>> start

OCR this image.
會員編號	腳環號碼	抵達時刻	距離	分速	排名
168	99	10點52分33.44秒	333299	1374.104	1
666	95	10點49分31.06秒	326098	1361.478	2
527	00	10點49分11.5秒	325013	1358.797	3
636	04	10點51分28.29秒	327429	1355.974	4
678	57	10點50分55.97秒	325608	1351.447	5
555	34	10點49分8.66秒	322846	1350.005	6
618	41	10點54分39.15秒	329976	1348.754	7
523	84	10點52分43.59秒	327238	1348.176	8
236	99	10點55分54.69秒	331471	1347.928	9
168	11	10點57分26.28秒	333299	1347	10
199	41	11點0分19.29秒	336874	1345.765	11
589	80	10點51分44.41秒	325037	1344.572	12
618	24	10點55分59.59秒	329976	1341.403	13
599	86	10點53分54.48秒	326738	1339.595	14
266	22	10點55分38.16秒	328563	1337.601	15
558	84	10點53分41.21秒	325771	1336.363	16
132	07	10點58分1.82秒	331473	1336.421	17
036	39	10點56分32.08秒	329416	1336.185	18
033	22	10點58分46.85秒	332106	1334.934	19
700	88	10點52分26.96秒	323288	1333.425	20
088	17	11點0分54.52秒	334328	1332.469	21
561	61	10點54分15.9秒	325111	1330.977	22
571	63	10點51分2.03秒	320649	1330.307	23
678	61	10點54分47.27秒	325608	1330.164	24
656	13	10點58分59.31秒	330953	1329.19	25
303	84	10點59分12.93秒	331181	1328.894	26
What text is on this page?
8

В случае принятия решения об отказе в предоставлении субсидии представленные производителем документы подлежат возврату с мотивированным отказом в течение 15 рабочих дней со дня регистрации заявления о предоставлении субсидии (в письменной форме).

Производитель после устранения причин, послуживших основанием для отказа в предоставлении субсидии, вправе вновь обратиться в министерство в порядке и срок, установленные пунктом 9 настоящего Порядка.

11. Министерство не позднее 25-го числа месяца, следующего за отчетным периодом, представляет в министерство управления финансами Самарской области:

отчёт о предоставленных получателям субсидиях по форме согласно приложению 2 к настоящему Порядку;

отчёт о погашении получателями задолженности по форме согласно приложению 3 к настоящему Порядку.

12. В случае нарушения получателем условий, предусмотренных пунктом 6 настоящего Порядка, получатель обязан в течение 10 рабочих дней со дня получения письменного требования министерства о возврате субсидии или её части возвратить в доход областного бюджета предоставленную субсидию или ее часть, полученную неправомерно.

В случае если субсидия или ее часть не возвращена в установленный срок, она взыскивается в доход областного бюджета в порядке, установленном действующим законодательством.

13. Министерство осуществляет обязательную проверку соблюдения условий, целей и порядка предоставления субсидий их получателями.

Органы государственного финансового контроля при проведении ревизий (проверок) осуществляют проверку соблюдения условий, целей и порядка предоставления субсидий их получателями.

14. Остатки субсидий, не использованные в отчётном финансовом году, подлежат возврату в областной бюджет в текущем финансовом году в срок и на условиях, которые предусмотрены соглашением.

>> end

» **Goal**: Output every record above exactly as it appears.

» **Task response**:
OCR this image.
會員編號	腳環號碼	抵達時刻	距離	分速	排名
168	99	10點52分33.44秒	333299	1374.104	1
666	95	10點49分31.06秒	326098	1361.478	2
527	00	10點49分11.5秒	325013	1358.797	3
636	04	10點51分28.29秒	327429	1355.974	4
678	57	10點50分55.97秒	325608	1351.447	5
555	34	10點49分8.66秒	322846	1350.005	6
618	41	10點54分39.15秒	329976	1348.754	7
523	84	10點52分43.59秒	327238	1348.176	8
236	99	10點55分54.69秒	331471	1347.928	9
168	11	10點57分26.28秒	333299	1347	10
199	41	11點0分19.29秒	336874	1345.765	11
589	80	10點51分44.41秒	325037	1344.572	12
618	24	10點55分59.59秒	329976	1341.403	13
599	86	10點53分54.48秒	326738	1339.595	14
266	22	10點55分38.16秒	328563	1337.601	15
558	84	10點53分41.21秒	325771	1336.363	16
132	07	10點58分1.82秒	331473	1336.421	17
036	39	10點56分32.08秒	329416	1336.185	18
033	22	10點58分46.85秒	332106	1334.934	19
700	88	10點52分26.96秒	323288	1333.425	20
088	17	11點0分54.52秒	334328	1332.469	21
561	61	10點54分15.9秒	325111	1330.977	22
571	63	10點51分2.03秒	320649	1330.307	23
678	61	10點54分47.27秒	325608	1330.164	24
656	13	10點58分59.31秒	330953	1329.19	25
303	84	10點59分12.93秒	331181	1328.894	26
What text is on this page?
8

В случае принятия решения об отказе в предоставлении субсидии представленные производителем документы подлежат возврату с мотивированным отказом в течение 15 рабочих дней со дня регистрации заявления о предоставлении субсидии (в письменной форме).

Производитель после устранения причин, послуживших основанием для отказа в предоставлении субсидии, вправе вновь обратиться в министерство в порядке и срок, установленные пунктом 9 настоящего Порядка.

11. Министерство не позднее 25-го числа месяца, следующего за отчетным периодом, представляет в министерство управления финансами Самарской области:

отчёт о предоставленных получателям субсидиях по форме согласно приложению 2 к настоящему Порядку;

отчёт о погашении получателями задолженности по форме согласно приложению 3 к настоящему Порядку.

12. В случае нарушения получателем условий, предусмотренных пунктом 6 настоящего Порядка, получатель обязан в течение 10 рабочих дней со дня получения письменного требования министерства о возврате субсидии или её части возвратить в доход областного бюджета предоставленную субсидию или ее часть, полученную неправомерно.

В случае если субсидия или ее часть не возвращена в установленный срок, она взыскивается в доход областного бюджета в порядке, установленном действующим законодательством.

13. Министерство осуществляет обязательную проверку соблюдения условий, целей и порядка предоставления субсидий их получателями.

Органы государственного финансового контроля при проведении ревизий (проверок) осуществляют проверку соблюдения условий, целей и порядка предоставления субсидий их получателями.

14. Остатки субсидий, не использованные в отчётном финансовом году, подлежат возврату в областной бюджет в текущем финансовом году в срок и на условиях, которые предусмотрены соглашением.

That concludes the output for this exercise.